# Records to process start
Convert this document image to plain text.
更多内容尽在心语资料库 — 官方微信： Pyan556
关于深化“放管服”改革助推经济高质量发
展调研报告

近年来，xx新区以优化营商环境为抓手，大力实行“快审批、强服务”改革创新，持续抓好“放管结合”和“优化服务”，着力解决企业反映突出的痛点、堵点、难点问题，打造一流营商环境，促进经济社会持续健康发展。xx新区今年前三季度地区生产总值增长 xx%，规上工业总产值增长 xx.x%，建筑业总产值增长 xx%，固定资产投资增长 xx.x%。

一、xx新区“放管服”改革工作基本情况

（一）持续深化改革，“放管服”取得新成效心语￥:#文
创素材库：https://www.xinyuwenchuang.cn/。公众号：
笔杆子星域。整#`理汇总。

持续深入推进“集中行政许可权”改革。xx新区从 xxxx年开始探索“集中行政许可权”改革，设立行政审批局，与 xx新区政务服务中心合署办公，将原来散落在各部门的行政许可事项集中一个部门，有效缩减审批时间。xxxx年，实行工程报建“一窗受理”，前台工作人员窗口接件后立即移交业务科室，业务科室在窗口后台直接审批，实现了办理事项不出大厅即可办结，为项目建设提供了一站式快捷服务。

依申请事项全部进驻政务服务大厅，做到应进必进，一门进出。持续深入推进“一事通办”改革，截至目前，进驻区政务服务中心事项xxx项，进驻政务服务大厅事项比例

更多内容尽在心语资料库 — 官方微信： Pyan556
# Records to process end
What is required
Tally the lines above that contain the word "持续深入推进", and reply with only the number.

Task result
2